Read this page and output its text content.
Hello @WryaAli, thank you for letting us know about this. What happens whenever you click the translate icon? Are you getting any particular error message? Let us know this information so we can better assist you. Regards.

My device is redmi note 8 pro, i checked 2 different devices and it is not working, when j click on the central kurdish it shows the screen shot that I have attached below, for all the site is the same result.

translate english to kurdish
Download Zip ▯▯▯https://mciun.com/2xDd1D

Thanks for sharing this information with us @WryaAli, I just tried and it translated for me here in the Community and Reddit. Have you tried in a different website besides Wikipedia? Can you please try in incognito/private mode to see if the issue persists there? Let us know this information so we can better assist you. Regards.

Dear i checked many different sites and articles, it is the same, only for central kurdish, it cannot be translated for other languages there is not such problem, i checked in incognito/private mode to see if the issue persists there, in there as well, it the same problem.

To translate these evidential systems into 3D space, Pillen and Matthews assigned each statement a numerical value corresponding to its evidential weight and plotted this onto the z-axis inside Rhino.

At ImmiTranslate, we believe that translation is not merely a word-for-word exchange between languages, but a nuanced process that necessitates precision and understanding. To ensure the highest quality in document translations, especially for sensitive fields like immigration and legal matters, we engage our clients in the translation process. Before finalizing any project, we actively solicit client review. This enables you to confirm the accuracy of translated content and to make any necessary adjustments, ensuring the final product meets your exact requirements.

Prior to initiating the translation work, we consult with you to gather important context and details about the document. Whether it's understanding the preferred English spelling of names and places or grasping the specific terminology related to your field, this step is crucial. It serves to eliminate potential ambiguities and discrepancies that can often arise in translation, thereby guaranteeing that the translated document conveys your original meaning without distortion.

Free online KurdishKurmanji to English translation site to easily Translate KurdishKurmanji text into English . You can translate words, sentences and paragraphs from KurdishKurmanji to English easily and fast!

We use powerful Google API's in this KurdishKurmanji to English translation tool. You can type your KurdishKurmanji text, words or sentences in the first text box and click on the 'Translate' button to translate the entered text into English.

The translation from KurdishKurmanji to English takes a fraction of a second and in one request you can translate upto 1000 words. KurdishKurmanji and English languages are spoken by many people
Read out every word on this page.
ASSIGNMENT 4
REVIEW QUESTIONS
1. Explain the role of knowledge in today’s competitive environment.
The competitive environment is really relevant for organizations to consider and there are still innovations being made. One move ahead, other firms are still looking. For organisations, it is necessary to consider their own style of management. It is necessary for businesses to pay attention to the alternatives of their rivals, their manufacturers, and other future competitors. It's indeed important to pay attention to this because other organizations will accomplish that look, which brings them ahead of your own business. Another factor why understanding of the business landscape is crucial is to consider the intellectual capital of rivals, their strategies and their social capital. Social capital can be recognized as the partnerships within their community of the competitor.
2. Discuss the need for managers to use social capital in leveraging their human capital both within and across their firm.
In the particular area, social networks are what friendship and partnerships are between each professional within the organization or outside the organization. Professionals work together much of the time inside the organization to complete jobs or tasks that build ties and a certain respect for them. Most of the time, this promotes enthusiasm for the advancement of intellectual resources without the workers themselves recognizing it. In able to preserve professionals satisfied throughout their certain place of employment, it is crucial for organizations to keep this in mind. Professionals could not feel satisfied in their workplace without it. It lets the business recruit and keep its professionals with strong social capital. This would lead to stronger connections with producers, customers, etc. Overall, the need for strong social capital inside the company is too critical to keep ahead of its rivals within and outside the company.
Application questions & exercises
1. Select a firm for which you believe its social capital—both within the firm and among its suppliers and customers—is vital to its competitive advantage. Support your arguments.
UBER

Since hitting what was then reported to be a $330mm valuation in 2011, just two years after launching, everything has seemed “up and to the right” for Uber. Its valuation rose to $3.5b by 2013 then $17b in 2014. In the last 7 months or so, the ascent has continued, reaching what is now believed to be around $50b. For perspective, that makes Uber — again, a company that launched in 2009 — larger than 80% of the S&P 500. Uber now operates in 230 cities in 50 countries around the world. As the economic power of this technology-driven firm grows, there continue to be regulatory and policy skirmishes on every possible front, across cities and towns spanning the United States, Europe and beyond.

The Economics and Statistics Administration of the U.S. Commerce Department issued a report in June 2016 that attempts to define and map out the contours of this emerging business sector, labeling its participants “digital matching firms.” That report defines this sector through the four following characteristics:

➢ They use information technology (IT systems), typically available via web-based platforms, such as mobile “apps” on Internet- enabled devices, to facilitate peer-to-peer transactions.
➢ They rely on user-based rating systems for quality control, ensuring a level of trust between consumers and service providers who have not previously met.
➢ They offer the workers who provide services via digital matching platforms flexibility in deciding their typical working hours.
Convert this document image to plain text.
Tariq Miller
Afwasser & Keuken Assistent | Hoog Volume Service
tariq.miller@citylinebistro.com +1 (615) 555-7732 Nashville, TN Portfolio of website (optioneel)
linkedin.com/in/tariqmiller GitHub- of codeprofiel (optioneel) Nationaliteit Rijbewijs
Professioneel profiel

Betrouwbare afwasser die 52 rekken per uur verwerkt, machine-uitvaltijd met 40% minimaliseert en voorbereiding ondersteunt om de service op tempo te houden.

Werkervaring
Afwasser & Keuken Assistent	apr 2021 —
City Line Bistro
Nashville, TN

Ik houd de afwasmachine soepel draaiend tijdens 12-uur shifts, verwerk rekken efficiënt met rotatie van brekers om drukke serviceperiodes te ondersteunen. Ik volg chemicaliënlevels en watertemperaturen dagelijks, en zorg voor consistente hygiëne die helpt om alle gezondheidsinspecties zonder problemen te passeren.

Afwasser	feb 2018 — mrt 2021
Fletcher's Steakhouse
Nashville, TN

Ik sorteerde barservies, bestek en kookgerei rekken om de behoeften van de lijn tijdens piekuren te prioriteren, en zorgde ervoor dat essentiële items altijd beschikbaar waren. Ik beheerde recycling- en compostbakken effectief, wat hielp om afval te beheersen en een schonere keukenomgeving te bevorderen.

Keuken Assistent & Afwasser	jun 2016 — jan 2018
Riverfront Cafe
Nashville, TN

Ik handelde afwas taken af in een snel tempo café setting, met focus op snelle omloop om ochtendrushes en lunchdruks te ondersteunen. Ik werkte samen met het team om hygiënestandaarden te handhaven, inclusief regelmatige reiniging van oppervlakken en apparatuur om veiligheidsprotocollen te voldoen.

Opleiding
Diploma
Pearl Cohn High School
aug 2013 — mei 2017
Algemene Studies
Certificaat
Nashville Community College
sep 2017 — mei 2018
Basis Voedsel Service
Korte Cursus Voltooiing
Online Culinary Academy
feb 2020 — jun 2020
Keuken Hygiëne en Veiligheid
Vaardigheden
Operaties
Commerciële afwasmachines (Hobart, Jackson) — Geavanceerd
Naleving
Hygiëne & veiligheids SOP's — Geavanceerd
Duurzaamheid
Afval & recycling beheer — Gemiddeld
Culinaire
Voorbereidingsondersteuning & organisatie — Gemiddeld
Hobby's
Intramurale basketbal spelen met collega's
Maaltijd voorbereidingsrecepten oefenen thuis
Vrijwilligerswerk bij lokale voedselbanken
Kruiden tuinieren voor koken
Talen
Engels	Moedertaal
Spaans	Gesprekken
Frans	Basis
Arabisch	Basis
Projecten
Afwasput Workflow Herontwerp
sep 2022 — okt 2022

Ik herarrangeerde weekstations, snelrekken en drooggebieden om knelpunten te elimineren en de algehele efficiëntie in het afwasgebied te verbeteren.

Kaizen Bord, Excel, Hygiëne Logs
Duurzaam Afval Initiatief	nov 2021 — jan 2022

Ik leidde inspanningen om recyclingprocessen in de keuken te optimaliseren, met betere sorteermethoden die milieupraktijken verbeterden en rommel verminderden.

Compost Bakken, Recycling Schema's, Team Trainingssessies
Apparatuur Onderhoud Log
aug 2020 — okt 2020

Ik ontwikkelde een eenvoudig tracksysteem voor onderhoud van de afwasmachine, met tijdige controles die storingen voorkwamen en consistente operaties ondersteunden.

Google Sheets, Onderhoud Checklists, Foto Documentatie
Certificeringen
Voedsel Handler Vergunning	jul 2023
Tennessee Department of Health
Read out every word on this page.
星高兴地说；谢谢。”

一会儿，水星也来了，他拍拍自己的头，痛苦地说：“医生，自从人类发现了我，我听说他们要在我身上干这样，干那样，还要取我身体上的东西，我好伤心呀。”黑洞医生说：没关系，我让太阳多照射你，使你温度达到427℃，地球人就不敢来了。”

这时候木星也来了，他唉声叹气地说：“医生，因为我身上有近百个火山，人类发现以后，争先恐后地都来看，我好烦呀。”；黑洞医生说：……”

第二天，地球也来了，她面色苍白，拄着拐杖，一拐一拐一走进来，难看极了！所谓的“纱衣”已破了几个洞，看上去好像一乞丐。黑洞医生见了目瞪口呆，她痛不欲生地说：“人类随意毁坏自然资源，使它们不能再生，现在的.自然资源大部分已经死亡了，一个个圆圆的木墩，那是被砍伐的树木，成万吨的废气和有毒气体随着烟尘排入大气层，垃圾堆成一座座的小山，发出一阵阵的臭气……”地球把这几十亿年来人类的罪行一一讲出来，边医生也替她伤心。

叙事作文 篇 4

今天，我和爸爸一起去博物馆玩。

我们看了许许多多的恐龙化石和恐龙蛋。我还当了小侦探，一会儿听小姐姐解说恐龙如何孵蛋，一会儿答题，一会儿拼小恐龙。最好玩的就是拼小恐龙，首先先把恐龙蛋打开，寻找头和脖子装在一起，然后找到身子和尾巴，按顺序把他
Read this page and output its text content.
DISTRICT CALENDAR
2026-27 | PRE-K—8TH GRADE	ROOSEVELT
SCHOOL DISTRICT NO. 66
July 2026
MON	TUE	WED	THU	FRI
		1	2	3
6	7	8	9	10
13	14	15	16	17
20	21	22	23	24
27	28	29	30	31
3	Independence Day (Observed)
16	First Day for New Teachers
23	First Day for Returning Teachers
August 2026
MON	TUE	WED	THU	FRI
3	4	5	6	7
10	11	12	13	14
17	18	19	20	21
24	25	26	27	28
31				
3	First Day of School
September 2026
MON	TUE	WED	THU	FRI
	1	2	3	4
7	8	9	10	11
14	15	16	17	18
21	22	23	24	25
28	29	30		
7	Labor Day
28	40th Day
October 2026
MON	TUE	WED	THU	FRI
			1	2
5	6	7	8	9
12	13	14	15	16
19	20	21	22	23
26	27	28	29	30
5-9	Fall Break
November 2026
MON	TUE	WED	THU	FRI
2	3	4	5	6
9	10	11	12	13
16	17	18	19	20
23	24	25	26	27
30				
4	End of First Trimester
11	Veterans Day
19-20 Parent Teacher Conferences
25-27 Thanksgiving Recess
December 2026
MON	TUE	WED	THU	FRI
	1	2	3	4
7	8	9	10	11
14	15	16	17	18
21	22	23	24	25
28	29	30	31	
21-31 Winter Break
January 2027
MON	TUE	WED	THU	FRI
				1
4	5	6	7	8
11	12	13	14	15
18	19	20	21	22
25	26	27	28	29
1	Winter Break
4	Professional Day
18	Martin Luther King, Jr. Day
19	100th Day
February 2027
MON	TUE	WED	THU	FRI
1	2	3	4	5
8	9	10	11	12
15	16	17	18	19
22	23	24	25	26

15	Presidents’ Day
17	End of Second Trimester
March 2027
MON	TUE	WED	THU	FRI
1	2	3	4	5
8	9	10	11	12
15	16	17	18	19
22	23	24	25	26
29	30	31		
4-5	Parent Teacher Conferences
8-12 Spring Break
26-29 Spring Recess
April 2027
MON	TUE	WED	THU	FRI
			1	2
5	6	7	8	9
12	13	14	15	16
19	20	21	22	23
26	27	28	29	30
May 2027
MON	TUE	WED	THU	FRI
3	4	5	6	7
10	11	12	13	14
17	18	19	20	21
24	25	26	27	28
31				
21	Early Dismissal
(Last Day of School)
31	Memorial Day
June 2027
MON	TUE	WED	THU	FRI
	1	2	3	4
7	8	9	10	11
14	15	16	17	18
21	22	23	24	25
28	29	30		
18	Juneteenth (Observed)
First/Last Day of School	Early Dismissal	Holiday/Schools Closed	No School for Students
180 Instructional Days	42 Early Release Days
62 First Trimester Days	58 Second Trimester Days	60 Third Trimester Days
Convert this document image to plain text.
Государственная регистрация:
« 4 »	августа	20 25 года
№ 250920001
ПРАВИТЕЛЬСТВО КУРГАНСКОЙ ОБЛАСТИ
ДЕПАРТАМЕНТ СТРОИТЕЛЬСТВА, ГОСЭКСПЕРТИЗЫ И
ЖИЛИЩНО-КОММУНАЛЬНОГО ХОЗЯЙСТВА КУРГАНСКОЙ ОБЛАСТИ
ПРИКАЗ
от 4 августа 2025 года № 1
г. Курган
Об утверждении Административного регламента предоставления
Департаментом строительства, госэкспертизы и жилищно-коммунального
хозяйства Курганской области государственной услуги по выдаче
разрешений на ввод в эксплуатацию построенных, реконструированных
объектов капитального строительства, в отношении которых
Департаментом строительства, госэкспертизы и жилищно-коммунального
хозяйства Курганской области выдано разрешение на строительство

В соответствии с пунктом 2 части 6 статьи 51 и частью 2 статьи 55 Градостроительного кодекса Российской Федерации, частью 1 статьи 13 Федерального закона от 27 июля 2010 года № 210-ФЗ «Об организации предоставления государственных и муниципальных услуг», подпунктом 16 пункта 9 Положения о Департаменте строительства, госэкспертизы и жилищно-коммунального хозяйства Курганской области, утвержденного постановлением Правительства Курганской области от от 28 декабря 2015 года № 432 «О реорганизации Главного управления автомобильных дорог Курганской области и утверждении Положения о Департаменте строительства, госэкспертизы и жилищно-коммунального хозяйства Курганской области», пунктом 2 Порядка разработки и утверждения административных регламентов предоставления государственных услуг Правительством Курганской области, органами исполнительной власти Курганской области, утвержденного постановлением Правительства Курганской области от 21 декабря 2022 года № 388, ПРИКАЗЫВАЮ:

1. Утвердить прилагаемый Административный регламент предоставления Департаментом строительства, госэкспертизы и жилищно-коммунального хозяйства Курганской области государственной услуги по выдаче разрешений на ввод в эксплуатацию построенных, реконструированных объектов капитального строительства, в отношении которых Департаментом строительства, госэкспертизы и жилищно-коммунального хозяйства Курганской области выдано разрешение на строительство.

▸ WRITTEN EXERCISE
Among the entries above, how many lines hold the string "года"? Respond with nothing but the number.

▸ SOLVED EXERCISE
3